begin DATA RECORDS

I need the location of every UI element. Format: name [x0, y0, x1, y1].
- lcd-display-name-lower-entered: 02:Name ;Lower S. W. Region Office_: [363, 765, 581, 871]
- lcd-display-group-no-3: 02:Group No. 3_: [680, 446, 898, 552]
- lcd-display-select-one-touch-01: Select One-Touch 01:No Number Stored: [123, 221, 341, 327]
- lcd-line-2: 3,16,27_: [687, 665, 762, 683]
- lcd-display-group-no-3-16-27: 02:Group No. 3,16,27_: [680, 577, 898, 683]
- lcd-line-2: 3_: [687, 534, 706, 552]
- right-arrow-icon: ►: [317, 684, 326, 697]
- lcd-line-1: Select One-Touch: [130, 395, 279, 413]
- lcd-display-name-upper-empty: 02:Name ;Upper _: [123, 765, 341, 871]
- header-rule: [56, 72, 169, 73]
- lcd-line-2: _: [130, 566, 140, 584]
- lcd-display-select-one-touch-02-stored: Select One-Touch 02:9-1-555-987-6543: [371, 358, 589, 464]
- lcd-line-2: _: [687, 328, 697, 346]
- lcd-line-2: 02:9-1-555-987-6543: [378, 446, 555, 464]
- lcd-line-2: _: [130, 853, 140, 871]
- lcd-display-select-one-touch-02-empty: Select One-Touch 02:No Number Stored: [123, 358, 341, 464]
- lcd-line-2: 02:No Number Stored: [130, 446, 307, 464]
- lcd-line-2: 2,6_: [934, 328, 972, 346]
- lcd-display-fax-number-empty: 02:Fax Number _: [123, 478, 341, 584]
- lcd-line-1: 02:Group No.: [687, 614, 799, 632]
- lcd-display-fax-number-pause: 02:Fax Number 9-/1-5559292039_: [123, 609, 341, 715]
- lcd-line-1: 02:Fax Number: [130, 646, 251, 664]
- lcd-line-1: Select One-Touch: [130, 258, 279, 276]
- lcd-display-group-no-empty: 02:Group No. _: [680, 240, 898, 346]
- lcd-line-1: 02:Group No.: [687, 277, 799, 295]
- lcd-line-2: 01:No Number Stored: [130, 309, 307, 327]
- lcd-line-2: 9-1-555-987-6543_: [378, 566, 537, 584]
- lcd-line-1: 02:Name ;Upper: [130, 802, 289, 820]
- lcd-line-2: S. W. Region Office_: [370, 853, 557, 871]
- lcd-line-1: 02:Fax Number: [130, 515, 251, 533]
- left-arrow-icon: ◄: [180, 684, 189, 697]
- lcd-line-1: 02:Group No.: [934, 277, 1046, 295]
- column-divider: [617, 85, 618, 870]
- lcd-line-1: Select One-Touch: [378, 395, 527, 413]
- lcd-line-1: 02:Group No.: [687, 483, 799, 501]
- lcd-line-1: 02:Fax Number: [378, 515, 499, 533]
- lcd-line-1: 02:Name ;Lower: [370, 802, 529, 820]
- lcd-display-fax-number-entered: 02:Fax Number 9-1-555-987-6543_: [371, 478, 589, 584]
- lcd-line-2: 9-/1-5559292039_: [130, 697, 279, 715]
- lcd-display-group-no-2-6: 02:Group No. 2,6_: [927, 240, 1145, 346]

end DATA RECORDS

## REQUIREMENT
Quote the rows word for word, from the first one down to and including the line containing "- column-divider: [617, 85, 618, 870]".

## FINAL RESULT
I need the location of every UI element. Format: name [x0, y0, x1, y1].
- lcd-display-name-lower-entered: 02:Name ;Lower S. W. Region Office_: [363, 765, 581, 871]
- lcd-display-group-no-3: 02:Group No. 3_: [680, 446, 898, 552]
- lcd-display-select-one-touch-01: Select One-Touch 01:No Number Stored: [123, 221, 341, 327]
- lcd-line-2: 3,16,27_: [687, 665, 762, 683]
- lcd-display-group-no-3-16-27: 02:Group No. 3,16,27_: [680, 577, 898, 683]
- lcd-line-2: 3_: [687, 534, 706, 552]
- right-arrow-icon: ►: [317, 684, 326, 697]
- lcd-line-1: Select One-Touch: [130, 395, 279, 413]
- lcd-display-name-upper-empty: 02:Name ;Upper _: [123, 765, 341, 871]
- header-rule: [56, 72, 169, 73]
- lcd-line-2: _: [130, 566, 140, 584]
- lcd-display-select-one-touch-02-stored: Select One-Touch 02:9-1-555-987-6543: [371, 358, 589, 464]
- lcd-line-2: _: [687, 328, 697, 346]
- lcd-line-2: 02:9-1-555-987-6543: [378, 446, 555, 464]
- lcd-line-2: _: [130, 853, 140, 871]
- lcd-display-select-one-touch-02-empty: Select One-Touch 02:No Number Stored: [123, 358, 341, 464]
- lcd-line-2: 02:No Number Stored: [130, 446, 307, 464]
- lcd-line-2: 2,6_: [934, 328, 972, 346]
- lcd-display-fax-number-empty: 02:Fax Number _: [123, 478, 341, 584]
- lcd-line-1: 02:Group No.: [687, 614, 799, 632]
- lcd-display-fax-number-pause: 02:Fax Number 9-/1-5559292039_: [123, 609, 341, 715]
- lcd-line-1: 02:Fax Number: [130, 646, 251, 664]
- lcd-line-1: Select One-Touch: [130, 258, 279, 276]
- lcd-display-group-no-empty: 02:Group No. _: [680, 240, 898, 346]
- lcd-line-1: 02:Group No.: [687, 277, 799, 295]
- lcd-line-2: 01:No Number Stored: [130, 309, 307, 327]
- lcd-line-2: 9-1-555-987-6543_: [378, 566, 537, 584]
- lcd-line-1: 02:Name ;Upper: [130, 802, 289, 820]
- lcd-line-2: S. W. Region Office_: [370, 853, 557, 871]
- lcd-line-1: 02:Fax Number: [130, 515, 251, 533]
- left-arrow-icon: ◄: [180, 684, 189, 697]
- lcd-line-1: 02:Group No.: [934, 277, 1046, 295]
- column-divider: [617, 85, 618, 870]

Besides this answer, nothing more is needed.